Quote the records that follow in full and exactly; leave out the pictures.

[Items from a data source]

....

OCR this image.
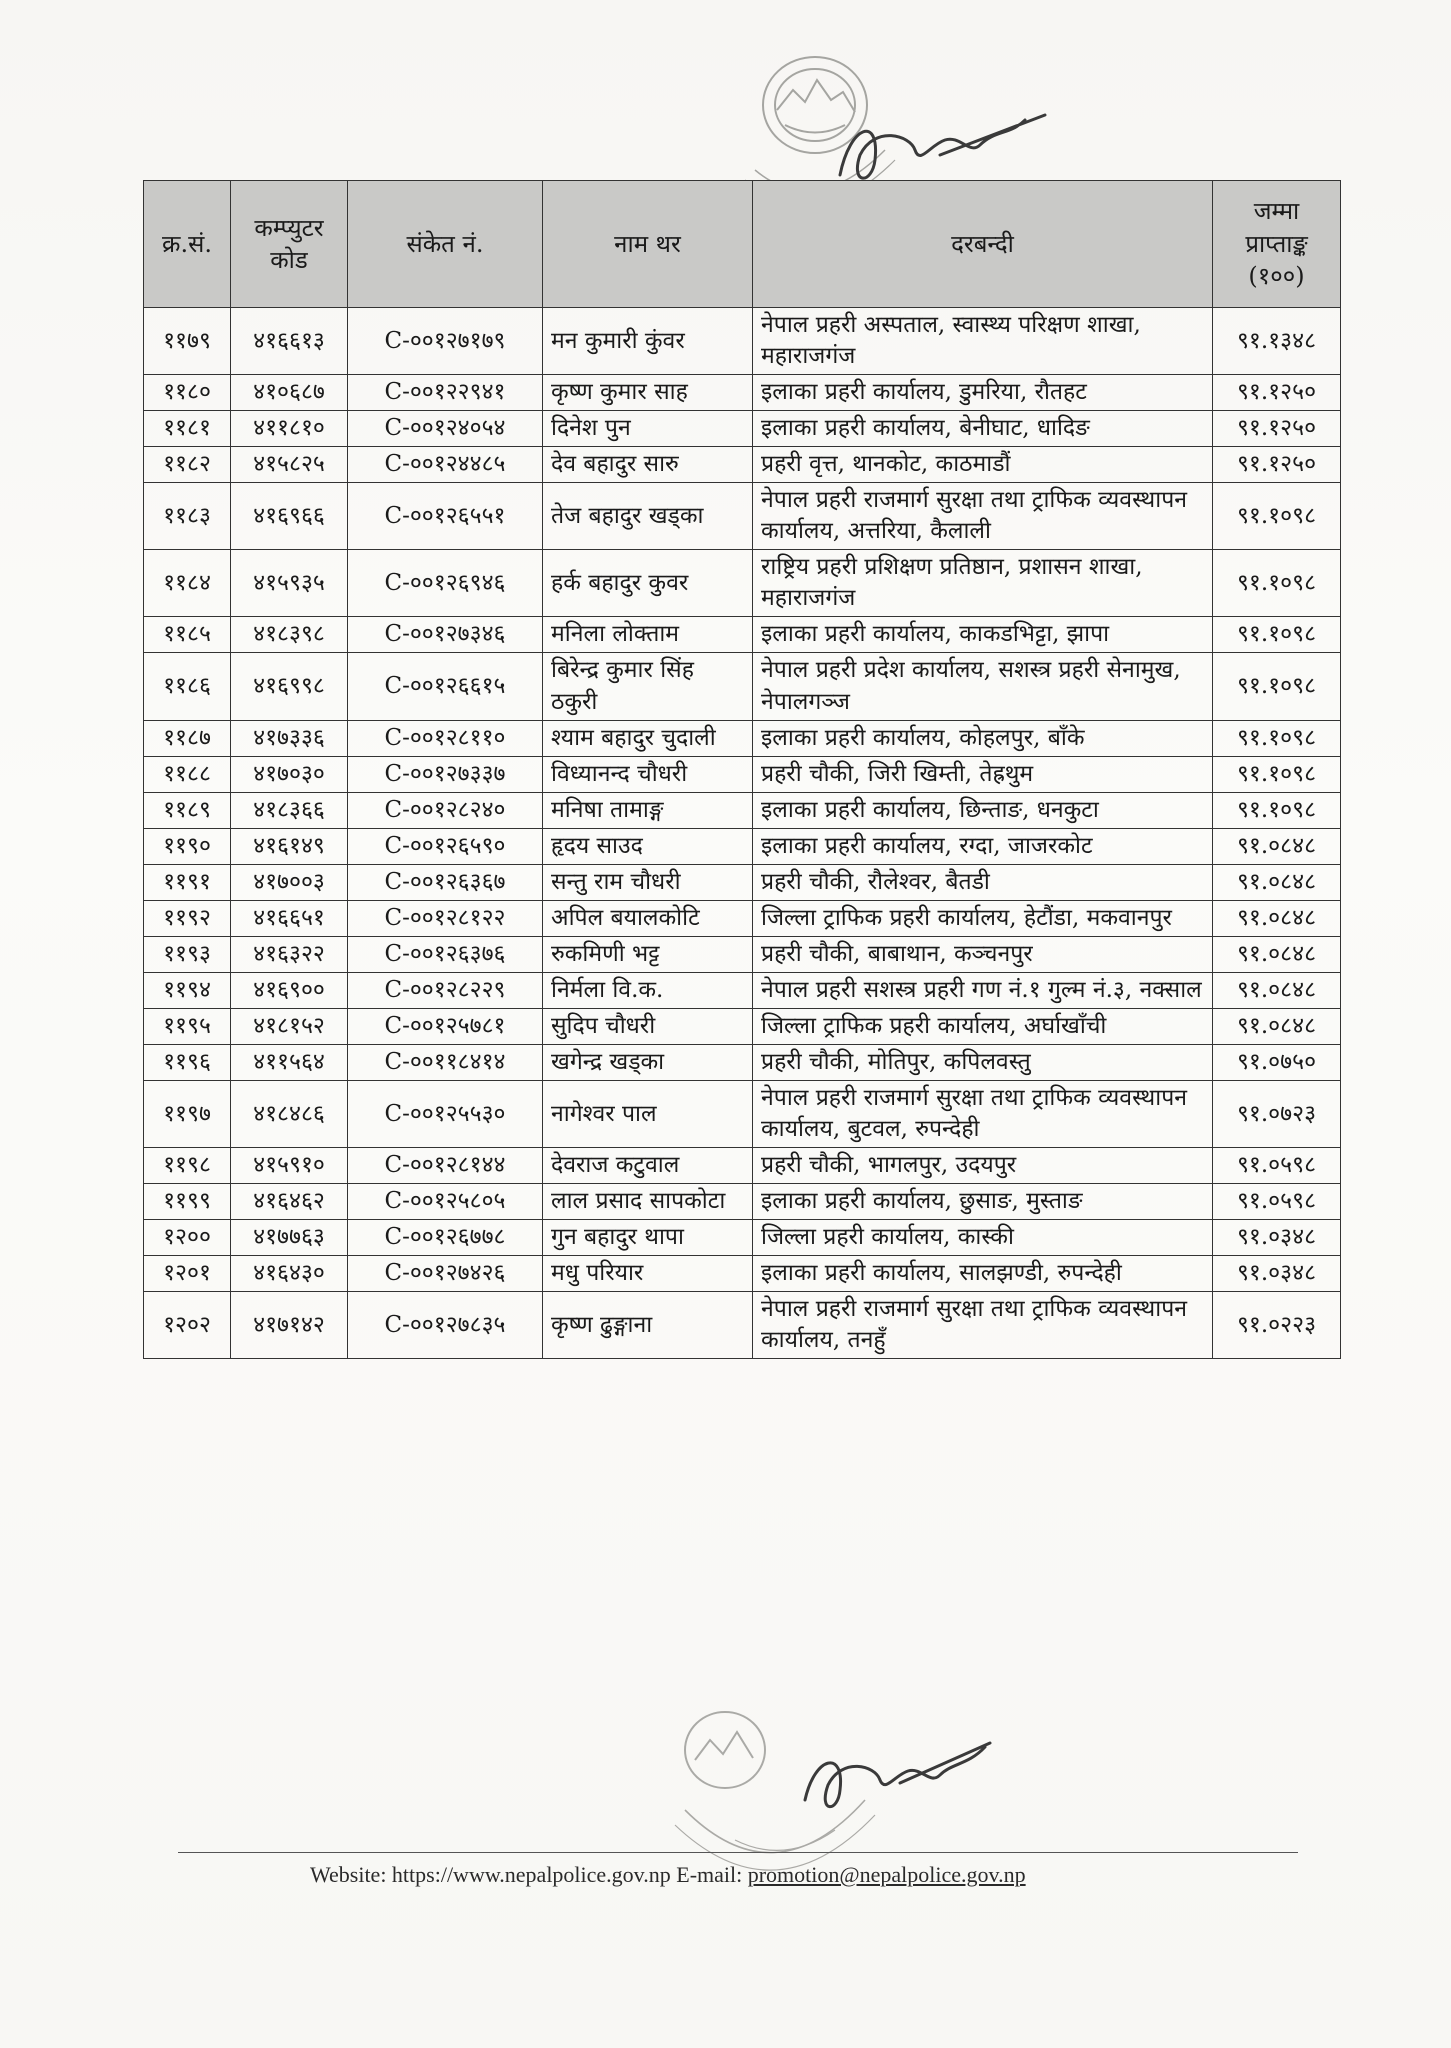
क्र.सं.	कम्प्युटर कोड	संकेत नं.	नाम थर	दरबन्दी	जम्मा प्राप्ताङ्क (१००)
११७९	४१६६१३	C-००१२७१७९	मन कुमारी कुंवर	नेपाल प्रहरी अस्पताल, स्वास्थ्य परिक्षण शाखा, महाराजगंज	९१.१३४८
११८०	४१०६८७	C-००१२२९४१	कृष्ण कुमार साह	इलाका प्रहरी कार्यालय, डुमरिया, रौतहट	९१.१२५०
११८१	४११८१०	C-००१२४०५४	दिनेश पुन	इलाका प्रहरी कार्यालय, बेनीघाट, धादिङ	९१.१२५०
११८२	४१५८२५	C-००१२४४८५	देव बहादुर सारु	प्रहरी वृत्त, थानकोट, काठमाडौं	९१.१२५०
११८३	४१६९६६	C-००१२६५५१	तेज बहादुर खड्का	नेपाल प्रहरी राजमार्ग सुरक्षा तथा ट्राफिक व्यवस्थापन कार्यालय, अत्तरिया, कैलाली	९१.१०९८
११८४	४१५९३५	C-००१२६९४६	हर्क बहादुर कुवर	राष्ट्रिय प्रहरी प्रशिक्षण प्रतिष्ठान, प्रशासन शाखा, महाराजगंज	९१.१०९८
११८५	४१८३९८	C-००१२७३४६	मनिला लोक्ताम	इलाका प्रहरी कार्यालय, काकडभिट्टा, झापा	९१.१०९८
११८६	४१६९९८	C-००१२६६१५	बिरेन्द्र कुमार सिंह ठकुरी	नेपाल प्रहरी प्रदेश कार्यालय, सशस्त्र प्रहरी सेनामुख, नेपालगञ्ज	९१.१०९८
११८७	४१७३३६	C-००१२८११०	श्याम बहादुर चुदाली	इलाका प्रहरी कार्यालय, कोहलपुर, बाँके	९१.१०९८
११८८	४१७०३०	C-००१२७३३७	विध्यानन्द चौधरी	प्रहरी चौकी, जिरी खिम्ती, तेह्रथुम	९१.१०९८
११८९	४१८३६६	C-००१२८२४०	मनिषा तामाङ्ग	इलाका प्रहरी कार्यालय, छिन्ताङ, धनकुटा	९१.१०९८
११९०	४१६१४९	C-००१२६५९०	हृदय साउद	इलाका प्रहरी कार्यालय, रग्दा, जाजरकोट	९१.०८४८
११९१	४१७००३	C-००१२६३६७	सन्तु राम चौधरी	प्रहरी चौकी, रौलेश्वर, बैतडी	९१.०८४८
११९२	४१६६५१	C-००१२८१२२	अपिल बयालकोटि	जिल्ला ट्राफिक प्रहरी कार्यालय, हेटौंडा, मकवानपुर	९१.०८४८
११९३	४१६३२२	C-००१२६३७६	रुकमिणी भट्ट	प्रहरी चौकी, बाबाथान, कञ्चनपुर	९१.०८४८
११९४	४१६९००	C-००१२८२२९	निर्मला वि.क.	नेपाल प्रहरी सशस्त्र प्रहरी गण नं.१ गुल्म नं.३, नक्साल	९१.०८४८
११९५	४१८१५२	C-००१२५७८१	सुदिप चौधरी	जिल्ला ट्राफिक प्रहरी कार्यालय, अर्घाखाँची	९१.०८४८
११९६	४११५६४	C-००११८४१४	खगेन्द्र खड्का	प्रहरी चौकी, मोतिपुर, कपिलवस्तु	९१.०७५०
११९७	४१८४८६	C-००१२५५३०	नागेश्वर पाल	नेपाल प्रहरी राजमार्ग सुरक्षा तथा ट्राफिक व्यवस्थापन कार्यालय, बुटवल, रुपन्देही	९१.०७२३
११९८	४१५९१०	C-००१२८१४४	देवराज कटुवाल	प्रहरी चौकी, भागलपुर, उदयपुर	९१.०५९८
११९९	४१६४६२	C-००१२५८०५	लाल प्रसाद सापकोटा	इलाका प्रहरी कार्यालय, छुसाङ, मुस्ताङ	९१.०५९८
१२००	४१७७६३	C-००१२६७७८	गुन बहादुर थापा	जिल्ला प्रहरी कार्यालय, कास्की	९१.०३४८
१२०१	४१६४३०	C-००१२७४२६	मधु परियार	इलाका प्रहरी कार्यालय, सालझण्डी, रुपन्देही	९१.०३४८
१२०२	४१७१४२	C-००१२७८३५	कृष्ण ढुङ्गाना	नेपाल प्रहरी राजमार्ग सुरक्षा तथा ट्राफिक व्यवस्थापन कार्यालय, तनहुँ	९१.०२२३
Website: https://www.nepalpolice.gov.np E-mail: promotion@nepalpolice.gov.np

....

- [WRITTEN SOLUTION]
OCR this image.
क्र.सं.	कम्प्युटर कोड	संकेत नं.	नाम थर	दरबन्दी	जम्मा प्राप्ताङ्क (१००)
११७९	४१६६१३	C-००१२७१७९	मन कुमारी कुंवर	नेपाल प्रहरी अस्पताल, स्वास्थ्य परिक्षण शाखा, महाराजगंज	९१.१३४८
११८०	४१०६८७	C-००१२२९४१	कृष्ण कुमार साह	इलाका प्रहरी कार्यालय, डुमरिया, रौतहट	९१.१२५०
११८१	४११८१०	C-००१२४०५४	दिनेश पुन	इलाका प्रहरी कार्यालय, बेनीघाट, धादिङ	९१.१२५०
११८२	४१५८२५	C-००१२४४८५	देव बहादुर सारु	प्रहरी वृत्त, थानकोट, काठमाडौं	९१.१२५०
११८३	४१६९६६	C-००१२६५५१	तेज बहादुर खड्का	नेपाल प्रहरी राजमार्ग सुरक्षा तथा ट्राफिक व्यवस्थापन कार्यालय, अत्तरिया, कैलाली	९१.१०९८
११८४	४१५९३५	C-००१२६९४६	हर्क बहादुर कुवर	राष्ट्रिय प्रहरी प्रशिक्षण प्रतिष्ठान, प्रशासन शाखा, महाराजगंज	९१.१०९८
११८५	४१८३९८	C-००१२७३४६	मनिला लोक्ताम	इलाका प्रहरी कार्यालय, काकडभिट्टा, झापा	९१.१०९८
११८६	४१६९९८	C-००१२६६१५	बिरेन्द्र कुमार सिंह ठकुरी	नेपाल प्रहरी प्रदेश कार्यालय, सशस्त्र प्रहरी सेनामुख, नेपालगञ्ज	९१.१०९८
११८७	४१७३३६	C-००१२८११०	श्याम बहादुर चुदाली	इलाका प्रहरी कार्यालय, कोहलपुर, बाँके	९१.१०९८
११८८	४१७०३०	C-००१२७३३७	विध्यानन्द चौधरी	प्रहरी चौकी, जिरी खिम्ती, तेह्रथुम	९१.१०९८
११८९	४१८३६६	C-००१२८२४०	मनिषा तामाङ्ग	इलाका प्रहरी कार्यालय, छिन्ताङ, धनकुटा	९१.१०९८
११९०	४१६१४९	C-००१२६५९०	हृदय साउद	इलाका प्रहरी कार्यालय, रग्दा, जाजरकोट	९१.०८४८
११९१	४१७००३	C-००१२६३६७	सन्तु राम चौधरी	प्रहरी चौकी, रौलेश्वर, बैतडी	९१.०८४८
११९२	४१६६५१	C-००१२८१२२	अपिल बयालकोटि	जिल्ला ट्राफिक प्रहरी कार्यालय, हेटौंडा, मकवानपुर	९१.०८४८
११९३	४१६३२२	C-००१२६३७६	रुकमिणी भट्ट	प्रहरी चौकी, बाबाथान, कञ्चनपुर	९१.०८४८
११९४	४१६९००	C-००१२८२२९	निर्मला वि.क.	नेपाल प्रहरी सशस्त्र प्रहरी गण नं.१ गुल्म नं.३, नक्साल	९१.०८४८
११९५	४१८१५२	C-००१२५७८१	सुदिप चौधरी	जिल्ला ट्राफिक प्रहरी कार्यालय, अर्घाखाँची	९१.०८४८
११९६	४११५६४	C-००११८४१४	खगेन्द्र खड्का	प्रहरी चौकी, मोतिपुर, कपिलवस्तु	९१.०७५०
११९७	४१८४८६	C-००१२५५३०	नागेश्वर पाल	नेपाल प्रहरी राजमार्ग सुरक्षा तथा ट्राफिक व्यवस्थापन कार्यालय, बुटवल, रुपन्देही	९१.०७२३
११९८	४१५९१०	C-००१२८१४४	देवराज कटुवाल	प्रहरी चौकी, भागलपुर, उदयपुर	९१.०५९८
११९९	४१६४६२	C-००१२५८०५	लाल प्रसाद सापकोटा	इलाका प्रहरी कार्यालय, छुसाङ, मुस्ताङ	९१.०५९८
१२००	४१७७६३	C-००१२६७७८	गुन बहादुर थापा	जिल्ला प्रहरी कार्यालय, कास्की	९१.०३४८
१२०१	४१६४३०	C-००१२७४२६	मधु परियार	इलाका प्रहरी कार्यालय, सालझण्डी, रुपन्देही	९१.०३४८
१२०२	४१७१४२	C-००१२७८३५	कृष्ण ढुङ्गाना	नेपाल प्रहरी राजमार्ग सुरक्षा तथा ट्राफिक व्यवस्थापन कार्यालय, तनहुँ	९१.०२२३
Website: https://www.nepalpolice.gov.np E-mail: promotion@nepalpolice.gov.np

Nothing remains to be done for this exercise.